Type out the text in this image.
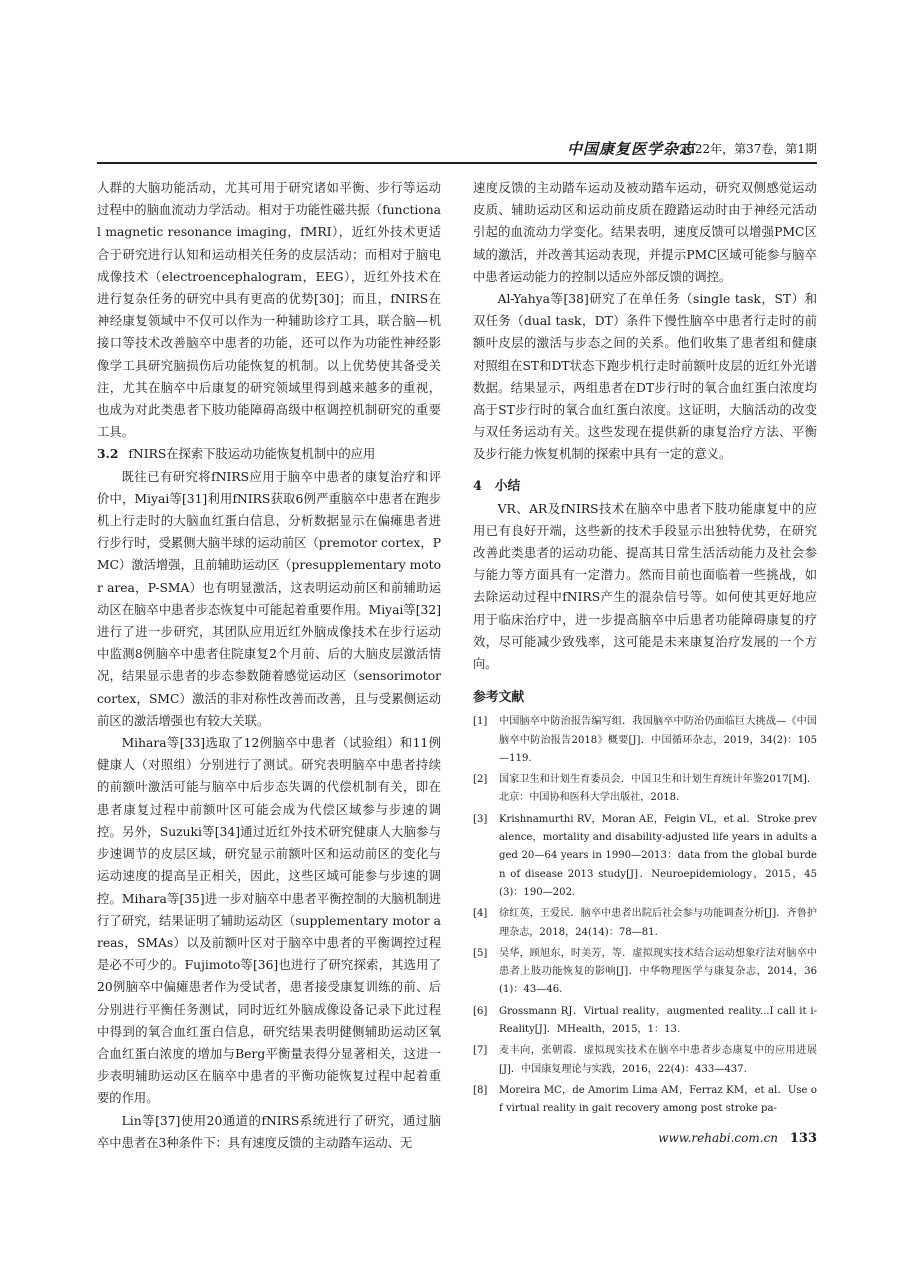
中国康复医学杂志
2022年，第37卷，第1期

人群的大脑功能活动，尤其可用于研究诸如平衡、步行等运动过程中的脑血流动力学活动。相对于功能性磁共振（functional magnetic resonance imaging，fMRI），近红外技术更适合于研究进行认知和运动相关任务的皮层活动；而相对于脑电成像技术（electroencephalogram，EEG），近红外技术在进行复杂任务的研究中具有更高的优势[30]；而且，fNIRS在神经康复领域中不仅可以作为一种辅助诊疗工具，联合脑—机接口等技术改善脑卒中患者的功能，还可以作为功能性神经影像学工具研究脑损伤后功能恢复的机制。以上优势使其备受关注，尤其在脑卒中后康复的研究领域里得到越来越多的重视，也成为对此类患者下肢功能障碍高级中枢调控机制研究的重要工具。

3.2 fNIRS在探索下肢运动功能恢复机制中的应用

既往已有研究将fNIRS应用于脑卒中患者的康复治疗和评价中，Miyai等[31]利用fNIRS获取6例严重脑卒中患者在跑步机上行走时的大脑血红蛋白信息，分析数据显示在偏瘫患者进行步行时，受累侧大脑半球的运动前区（premotor cortex，PMC）激活增强，且前辅助运动区（presupplementary motor area，P-SMA）也有明显激活，这表明运动前区和前辅助运动区在脑卒中患者步态恢复中可能起着重要作用。Miyai等[32]进行了进一步研究，其团队应用近红外脑成像技术在步行运动中监测8例脑卒中患者住院康复2个月前、后的大脑皮层激活情况，结果显示患者的步态参数随着感觉运动区（sensorimotor cortex，SMC）激活的非对称性改善而改善，且与受累侧运动前区的激活增强也有较大关联。

Mihara等[33]选取了12例脑卒中患者（试验组）和11例健康人（对照组）分别进行了测试。研究表明脑卒中患者持续的前额叶激活可能与脑卒中后步态失调的代偿机制有关，即在患者康复过程中前额叶区可能会成为代偿区域参与步速的调控。另外，Suzuki等[34]通过近红外技术研究健康人大脑参与步速调节的皮层区域，研究显示前额叶区和运动前区的变化与运动速度的提高呈正相关，因此，这些区域可能参与步速的调控。Mihara等[35]进一步对脑卒中患者平衡控制的大脑机制进行了研究，结果证明了辅助运动区（supplementary motor areas，SMAs）以及前额叶区对于脑卒中患者的平衡调控过程是必不可少的。Fujimoto等[36]也进行了研究探索，其选用了20例脑卒中偏瘫患者作为受试者，患者接受康复训练的前、后分别进行平衡任务测试，同时近红外脑成像设备记录下此过程中得到的氧合血红蛋白信息，研究结果表明健侧辅助运动区氧合血红蛋白浓度的增加与Berg平衡量表得分显著相关，这进一步表明辅助运动区在脑卒中患者的平衡功能恢复过程中起着重要的作用。

Lin等[37]使用20通道的fNIRS系统进行了研究，通过脑卒中患者在3种条件下：具有速度反馈的主动踏车运动、无

速度反馈的主动踏车运动及被动踏车运动，研究双侧感觉运动皮质、辅助运动区和运动前皮质在蹬踏运动时由于神经元活动引起的血流动力学变化。结果表明，速度反馈可以增强PMC区域的激活，并改善其运动表现，并提示PMC区域可能参与脑卒中患者运动能力的控制以适应外部反馈的调控。

Al-Yahya等[38]研究了在单任务（single task，ST）和双任务（dual task，DT）条件下慢性脑卒中患者行走时的前额叶皮层的激活与步态之间的关系。他们收集了患者组和健康对照组在ST和DT状态下跑步机行走时前额叶皮层的近红外光谱数据。结果显示，两组患者在DT步行时的氧合血红蛋白浓度均高于ST步行时的氧合血红蛋白浓度。这证明，大脑活动的改变与双任务运动有关。这些发现在提供新的康复治疗方法、平衡及步行能力恢复机制的探索中具有一定的意义。

4　小结

VR、AR及fNIRS技术在脑卒中患者下肢功能康复中的应用已有良好开端，这些新的技术手段显示出独特优势，在研究改善此类患者的运动功能、提高其日常生活活动能力及社会参与能力等方面具有一定潜力。然而目前也面临着一些挑战，如去除运动过程中fNIRS产生的混杂信号等。如何使其更好地应用于临床治疗中，进一步提高脑卒中后患者功能障碍康复的疗效，尽可能减少致残率，这可能是未来康复治疗发展的一个方向。

参考文献
[1] 中国脑卒中防治报告编写组．我国脑卒中防治仍面临巨大挑战—《中国脑卒中防治报告2018》概要[J]．中国循环杂志，2019，34(2)：105—119.
[2] 国家卫生和计划生育委员会．中国卫生和计划生育统计年鉴2017[M]．北京：中国协和医科大学出版社，2018.
[3] Krishnamurthi RV，Moran AE，Feigin VL，et al．Stroke prevalence，mortality and disability-adjusted life years in adults aged 20—64 years in 1990—2013：data from the global burden of disease 2013 study[J]．Neuroepidemiology，2015，45(3)：190—202.
[4] 徐红英，王爱民．脑卒中患者出院后社会参与功能调查分析[J]．齐鲁护理杂志，2018，24(14)：78—81.
[5] 吴华，顾旭东，时美芳，等．虚拟现实技术结合运动想象疗法对脑卒中患者上肢功能恢复的影响[J]．中华物理医学与康复杂志，2014，36(1)：43—46.
[6] Grossmann RJ．Virtual reality，augmented reality...I call it i-Reality[J]．MHealth，2015，1：13.
[7] 麦丰向，张朝霞．虚拟现实技术在脑卒中患者步态康复中的应用进展[J]．中国康复理论与实践，2016，22(4)：433—437.
[8] Moreira MC，de Amorim Lima AM，Ferraz KM，et al．Use of virtual reality in gait recovery among post stroke pa-
www.rehabi.com.cn 133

DIRECTIONS FOR THIS TASK: What you return should match the records above word for word, minus the pictures.

FINAL RESULT:
Type out the text in this image.
中国康复医学杂志
2022年，第37卷，第1期

人群的大脑功能活动，尤其可用于研究诸如平衡、步行等运动过程中的脑血流动力学活动。相对于功能性磁共振（functional magnetic resonance imaging，fMRI），近红外技术更适合于研究进行认知和运动相关任务的皮层活动；而相对于脑电成像技术（electroencephalogram，EEG），近红外技术在进行复杂任务的研究中具有更高的优势[30]；而且，fNIRS在神经康复领域中不仅可以作为一种辅助诊疗工具，联合脑—机接口等技术改善脑卒中患者的功能，还可以作为功能性神经影像学工具研究脑损伤后功能恢复的机制。以上优势使其备受关注，尤其在脑卒中后康复的研究领域里得到越来越多的重视，也成为对此类患者下肢功能障碍高级中枢调控机制研究的重要工具。

3.2 fNIRS在探索下肢运动功能恢复机制中的应用

既往已有研究将fNIRS应用于脑卒中患者的康复治疗和评价中，Miyai等[31]利用fNIRS获取6例严重脑卒中患者在跑步机上行走时的大脑血红蛋白信息，分析数据显示在偏瘫患者进行步行时，受累侧大脑半球的运动前区（premotor cortex，PMC）激活增强，且前辅助运动区（presupplementary motor area，P-SMA）也有明显激活，这表明运动前区和前辅助运动区在脑卒中患者步态恢复中可能起着重要作用。Miyai等[32]进行了进一步研究，其团队应用近红外脑成像技术在步行运动中监测8例脑卒中患者住院康复2个月前、后的大脑皮层激活情况，结果显示患者的步态参数随着感觉运动区（sensorimotor cortex，SMC）激活的非对称性改善而改善，且与受累侧运动前区的激活增强也有较大关联。

Mihara等[33]选取了12例脑卒中患者（试验组）和11例健康人（对照组）分别进行了测试。研究表明脑卒中患者持续的前额叶激活可能与脑卒中后步态失调的代偿机制有关，即在患者康复过程中前额叶区可能会成为代偿区域参与步速的调控。另外，Suzuki等[34]通过近红外技术研究健康人大脑参与步速调节的皮层区域，研究显示前额叶区和运动前区的变化与运动速度的提高呈正相关，因此，这些区域可能参与步速的调控。Mihara等[35]进一步对脑卒中患者平衡控制的大脑机制进行了研究，结果证明了辅助运动区（supplementary motor areas，SMAs）以及前额叶区对于脑卒中患者的平衡调控过程是必不可少的。Fujimoto等[36]也进行了研究探索，其选用了20例脑卒中偏瘫患者作为受试者，患者接受康复训练的前、后分别进行平衡任务测试，同时近红外脑成像设备记录下此过程中得到的氧合血红蛋白信息，研究结果表明健侧辅助运动区氧合血红蛋白浓度的增加与Berg平衡量表得分显著相关，这进一步表明辅助运动区在脑卒中患者的平衡功能恢复过程中起着重要的作用。

Lin等[37]使用20通道的fNIRS系统进行了研究，通过脑卒中患者在3种条件下：具有速度反馈的主动踏车运动、无

速度反馈的主动踏车运动及被动踏车运动，研究双侧感觉运动皮质、辅助运动区和运动前皮质在蹬踏运动时由于神经元活动引起的血流动力学变化。结果表明，速度反馈可以增强PMC区域的激活，并改善其运动表现，并提示PMC区域可能参与脑卒中患者运动能力的控制以适应外部反馈的调控。

Al-Yahya等[38]研究了在单任务（single task，ST）和双任务（dual task，DT）条件下慢性脑卒中患者行走时的前额叶皮层的激活与步态之间的关系。他们收集了患者组和健康对照组在ST和DT状态下跑步机行走时前额叶皮层的近红外光谱数据。结果显示，两组患者在DT步行时的氧合血红蛋白浓度均高于ST步行时的氧合血红蛋白浓度。这证明，大脑活动的改变与双任务运动有关。这些发现在提供新的康复治疗方法、平衡及步行能力恢复机制的探索中具有一定的意义。

4　小结

VR、AR及fNIRS技术在脑卒中患者下肢功能康复中的应用已有良好开端，这些新的技术手段显示出独特优势，在研究改善此类患者的运动功能、提高其日常生活活动能力及社会参与能力等方面具有一定潜力。然而目前也面临着一些挑战，如去除运动过程中fNIRS产生的混杂信号等。如何使其更好地应用于临床治疗中，进一步提高脑卒中后患者功能障碍康复的疗效，尽可能减少致残率，这可能是未来康复治疗发展的一个方向。

参考文献
[1] 中国脑卒中防治报告编写组．我国脑卒中防治仍面临巨大挑战—《中国脑卒中防治报告2018》概要[J]．中国循环杂志，2019，34(2)：105—119.
[2] 国家卫生和计划生育委员会．中国卫生和计划生育统计年鉴2017[M]．北京：中国协和医科大学出版社，2018.
[3] Krishnamurthi RV，Moran AE，Feigin VL，et al．Stroke prevalence，mortality and disability-adjusted life years in adults aged 20—64 years in 1990—2013：data from the global burden of disease 2013 study[J]．Neuroepidemiology，2015，45(3)：190—202.
[4] 徐红英，王爱民．脑卒中患者出院后社会参与功能调查分析[J]．齐鲁护理杂志，2018，24(14)：78—81.
[5] 吴华，顾旭东，时美芳，等．虚拟现实技术结合运动想象疗法对脑卒中患者上肢功能恢复的影响[J]．中华物理医学与康复杂志，2014，36(1)：43—46.
[6] Grossmann RJ．Virtual reality，augmented reality...I call it i-Reality[J]．MHealth，2015，1：13.
[7] 麦丰向，张朝霞．虚拟现实技术在脑卒中患者步态康复中的应用进展[J]．中国康复理论与实践，2016，22(4)：433—437.
[8] Moreira MC，de Amorim Lima AM，Ferraz KM，et al．Use of virtual reality in gait recovery among post stroke pa-
www.rehabi.com.cn 133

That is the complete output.